> INSTRUCTIONS FOR THE TASK
The complete listing should be restated exactly.

***** PROVIDED RECORDS *****

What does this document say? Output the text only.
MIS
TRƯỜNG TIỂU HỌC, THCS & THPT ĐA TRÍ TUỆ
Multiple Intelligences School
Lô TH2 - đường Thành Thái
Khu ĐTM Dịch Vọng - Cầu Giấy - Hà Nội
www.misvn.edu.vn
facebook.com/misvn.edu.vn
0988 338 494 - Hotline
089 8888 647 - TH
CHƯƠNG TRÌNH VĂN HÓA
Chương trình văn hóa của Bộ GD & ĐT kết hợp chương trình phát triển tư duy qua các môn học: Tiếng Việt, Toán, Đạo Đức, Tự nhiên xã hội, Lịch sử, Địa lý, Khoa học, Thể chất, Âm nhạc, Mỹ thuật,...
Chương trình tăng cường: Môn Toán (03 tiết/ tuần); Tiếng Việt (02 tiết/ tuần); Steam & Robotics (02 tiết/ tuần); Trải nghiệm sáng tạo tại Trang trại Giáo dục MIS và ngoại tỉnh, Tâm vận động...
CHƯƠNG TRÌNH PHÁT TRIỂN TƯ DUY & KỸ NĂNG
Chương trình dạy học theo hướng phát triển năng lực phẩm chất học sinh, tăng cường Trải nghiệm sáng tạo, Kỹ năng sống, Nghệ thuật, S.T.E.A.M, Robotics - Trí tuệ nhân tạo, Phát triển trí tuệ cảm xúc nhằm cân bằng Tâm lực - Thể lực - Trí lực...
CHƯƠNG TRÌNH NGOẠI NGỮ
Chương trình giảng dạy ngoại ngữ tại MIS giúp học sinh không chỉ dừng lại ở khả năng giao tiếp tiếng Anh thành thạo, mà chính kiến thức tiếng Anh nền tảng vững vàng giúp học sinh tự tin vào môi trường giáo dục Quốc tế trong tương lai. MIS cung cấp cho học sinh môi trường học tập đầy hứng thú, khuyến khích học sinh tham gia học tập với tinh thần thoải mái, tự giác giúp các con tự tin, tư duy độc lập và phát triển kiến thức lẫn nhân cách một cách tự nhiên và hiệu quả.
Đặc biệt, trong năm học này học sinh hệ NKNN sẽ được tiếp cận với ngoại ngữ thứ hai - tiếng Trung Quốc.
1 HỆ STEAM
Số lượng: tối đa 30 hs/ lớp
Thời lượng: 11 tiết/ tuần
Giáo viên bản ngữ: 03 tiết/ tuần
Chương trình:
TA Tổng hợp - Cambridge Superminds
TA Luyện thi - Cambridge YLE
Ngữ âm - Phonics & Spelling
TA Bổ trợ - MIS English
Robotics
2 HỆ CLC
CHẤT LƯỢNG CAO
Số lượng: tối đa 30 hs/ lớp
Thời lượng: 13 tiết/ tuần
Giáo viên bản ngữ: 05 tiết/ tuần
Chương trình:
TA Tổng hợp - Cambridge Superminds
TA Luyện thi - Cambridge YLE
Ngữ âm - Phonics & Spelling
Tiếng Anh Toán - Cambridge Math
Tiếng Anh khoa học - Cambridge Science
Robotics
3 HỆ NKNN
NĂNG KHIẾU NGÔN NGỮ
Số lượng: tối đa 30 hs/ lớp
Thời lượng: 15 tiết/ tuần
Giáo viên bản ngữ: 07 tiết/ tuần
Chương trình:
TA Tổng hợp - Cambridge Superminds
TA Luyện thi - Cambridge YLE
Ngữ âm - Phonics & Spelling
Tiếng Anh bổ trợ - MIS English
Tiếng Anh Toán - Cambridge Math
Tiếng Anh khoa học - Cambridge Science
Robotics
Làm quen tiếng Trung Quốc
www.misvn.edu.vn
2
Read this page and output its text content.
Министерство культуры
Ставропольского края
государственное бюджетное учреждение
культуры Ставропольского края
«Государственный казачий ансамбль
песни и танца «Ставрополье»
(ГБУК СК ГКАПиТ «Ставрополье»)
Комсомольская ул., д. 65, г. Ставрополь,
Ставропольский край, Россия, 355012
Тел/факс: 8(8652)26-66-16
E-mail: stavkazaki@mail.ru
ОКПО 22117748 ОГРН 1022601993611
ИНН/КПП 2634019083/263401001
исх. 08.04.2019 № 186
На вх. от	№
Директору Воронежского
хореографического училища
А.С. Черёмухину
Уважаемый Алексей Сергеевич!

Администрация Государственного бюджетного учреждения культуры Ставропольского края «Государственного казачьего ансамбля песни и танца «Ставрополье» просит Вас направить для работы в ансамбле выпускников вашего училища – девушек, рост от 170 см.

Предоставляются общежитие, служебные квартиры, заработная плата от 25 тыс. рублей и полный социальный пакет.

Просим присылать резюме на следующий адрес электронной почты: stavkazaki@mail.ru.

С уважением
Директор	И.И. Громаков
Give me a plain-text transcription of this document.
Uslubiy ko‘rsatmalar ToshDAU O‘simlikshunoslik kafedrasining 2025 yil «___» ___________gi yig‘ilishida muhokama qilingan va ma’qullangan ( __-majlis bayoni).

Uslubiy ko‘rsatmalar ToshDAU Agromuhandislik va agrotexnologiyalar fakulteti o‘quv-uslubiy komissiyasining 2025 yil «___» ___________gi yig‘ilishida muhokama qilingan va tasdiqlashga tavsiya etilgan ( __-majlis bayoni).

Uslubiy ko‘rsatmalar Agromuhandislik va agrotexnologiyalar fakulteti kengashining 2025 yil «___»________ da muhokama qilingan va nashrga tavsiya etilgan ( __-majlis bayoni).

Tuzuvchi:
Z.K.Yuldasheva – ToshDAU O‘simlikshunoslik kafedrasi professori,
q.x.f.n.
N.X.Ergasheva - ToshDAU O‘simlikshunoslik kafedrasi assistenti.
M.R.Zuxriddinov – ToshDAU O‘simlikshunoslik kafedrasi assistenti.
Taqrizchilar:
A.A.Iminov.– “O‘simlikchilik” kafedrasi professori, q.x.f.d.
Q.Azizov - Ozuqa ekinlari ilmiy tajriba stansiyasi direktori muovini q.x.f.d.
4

*****

> EXPECTED ANSWER
What does this document say? Output the text only.
MIS
TRƯỜNG TIỂU HỌC, THCS & THPT ĐA TRÍ TUỆ
Multiple Intelligences School
Lô TH2 - đường Thành Thái
Khu ĐTM Dịch Vọng - Cầu Giấy - Hà Nội
www.misvn.edu.vn
facebook.com/misvn.edu.vn
0988 338 494 - Hotline
089 8888 647 - TH
CHƯƠNG TRÌNH VĂN HÓA
Chương trình văn hóa của Bộ GD & ĐT kết hợp chương trình phát triển tư duy qua các môn học: Tiếng Việt, Toán, Đạo Đức, Tự nhiên xã hội, Lịch sử, Địa lý, Khoa học, Thể chất, Âm nhạc, Mỹ thuật,...
Chương trình tăng cường: Môn Toán (03 tiết/ tuần); Tiếng Việt (02 tiết/ tuần); Steam & Robotics (02 tiết/ tuần); Trải nghiệm sáng tạo tại Trang trại Giáo dục MIS và ngoại tỉnh, Tâm vận động...
CHƯƠNG TRÌNH PHÁT TRIỂN TƯ DUY & KỸ NĂNG
Chương trình dạy học theo hướng phát triển năng lực phẩm chất học sinh, tăng cường Trải nghiệm sáng tạo, Kỹ năng sống, Nghệ thuật, S.T.E.A.M, Robotics - Trí tuệ nhân tạo, Phát triển trí tuệ cảm xúc nhằm cân bằng Tâm lực - Thể lực - Trí lực...
CHƯƠNG TRÌNH NGOẠI NGỮ
Chương trình giảng dạy ngoại ngữ tại MIS giúp học sinh không chỉ dừng lại ở khả năng giao tiếp tiếng Anh thành thạo, mà chính kiến thức tiếng Anh nền tảng vững vàng giúp học sinh tự tin vào môi trường giáo dục Quốc tế trong tương lai. MIS cung cấp cho học sinh môi trường học tập đầy hứng thú, khuyến khích học sinh tham gia học tập với tinh thần thoải mái, tự giác giúp các con tự tin, tư duy độc lập và phát triển kiến thức lẫn nhân cách một cách tự nhiên và hiệu quả.
Đặc biệt, trong năm học này học sinh hệ NKNN sẽ được tiếp cận với ngoại ngữ thứ hai - tiếng Trung Quốc.
1 HỆ STEAM
Số lượng: tối đa 30 hs/ lớp
Thời lượng: 11 tiết/ tuần
Giáo viên bản ngữ: 03 tiết/ tuần
Chương trình:
TA Tổng hợp - Cambridge Superminds
TA Luyện thi - Cambridge YLE
Ngữ âm - Phonics & Spelling
TA Bổ trợ - MIS English
Robotics
2 HỆ CLC
CHẤT LƯỢNG CAO
Số lượng: tối đa 30 hs/ lớp
Thời lượng: 13 tiết/ tuần
Giáo viên bản ngữ: 05 tiết/ tuần
Chương trình:
TA Tổng hợp - Cambridge Superminds
TA Luyện thi - Cambridge YLE
Ngữ âm - Phonics & Spelling
Tiếng Anh Toán - Cambridge Math
Tiếng Anh khoa học - Cambridge Science
Robotics
3 HỆ NKNN
NĂNG KHIẾU NGÔN NGỮ
Số lượng: tối đa 30 hs/ lớp
Thời lượng: 15 tiết/ tuần
Giáo viên bản ngữ: 07 tiết/ tuần
Chương trình:
TA Tổng hợp - Cambridge Superminds
TA Luyện thi - Cambridge YLE
Ngữ âm - Phonics & Spelling
Tiếng Anh bổ trợ - MIS English
Tiếng Anh Toán - Cambridge Math
Tiếng Anh khoa học - Cambridge Science
Robotics
Làm quen tiếng Trung Quốc
www.misvn.edu.vn
2
Read this page and output its text content.
Министерство культуры
Ставропольского края
государственное бюджетное учреждение
культуры Ставропольского края
«Государственный казачий ансамбль
песни и танца «Ставрополье»
(ГБУК СК ГКАПиТ «Ставрополье»)
Комсомольская ул., д. 65, г. Ставрополь,
Ставропольский край, Россия, 355012
Тел/факс: 8(8652)26-66-16
E-mail: stavkazaki@mail.ru
ОКПО 22117748 ОГРН 1022601993611
ИНН/КПП 2634019083/263401001
исх. 08.04.2019 № 186
На вх. от	№
Директору Воронежского
хореографического училища
А.С. Черёмухину
Уважаемый Алексей Сергеевич!

Администрация Государственного бюджетного учреждения культуры Ставропольского края «Государственного казачьего ансамбля песни и танца «Ставрополье» просит Вас направить для работы в ансамбле выпускников вашего училища – девушек, рост от 170 см.

Предоставляются общежитие, служебные квартиры, заработная плата от 25 тыс. рублей и полный социальный пакет.

Просим присылать резюме на следующий адрес электронной почты: stavkazaki@mail.ru.

С уважением
Директор	И.И. Громаков
Give me a plain-text transcription of this document.
Uslubiy ko‘rsatmalar ToshDAU O‘simlikshunoslik kafedrasining 2025 yil «___» ___________gi yig‘ilishida muhokama qilingan va ma’qullangan ( __-majlis bayoni).

Uslubiy ko‘rsatmalar ToshDAU Agromuhandislik va agrotexnologiyalar fakulteti o‘quv-uslubiy komissiyasining 2025 yil «___» ___________gi yig‘ilishida muhokama qilingan va tasdiqlashga tavsiya etilgan ( __-majlis bayoni).

Uslubiy ko‘rsatmalar Agromuhandislik va agrotexnologiyalar fakulteti kengashining 2025 yil «___»________ da muhokama qilingan va nashrga tavsiya etilgan ( __-majlis bayoni).

Tuzuvchi:
Z.K.Yuldasheva – ToshDAU O‘simlikshunoslik kafedrasi professori,
q.x.f.n.
N.X.Ergasheva - ToshDAU O‘simlikshunoslik kafedrasi assistenti.
M.R.Zuxriddinov – ToshDAU O‘simlikshunoslik kafedrasi assistenti.
Taqrizchilar:
A.A.Iminov.– “O‘simlikchilik” kafedrasi professori, q.x.f.d.
Q.Azizov - Ozuqa ekinlari ilmiy tajriba stansiyasi direktori muovini q.x.f.d.
4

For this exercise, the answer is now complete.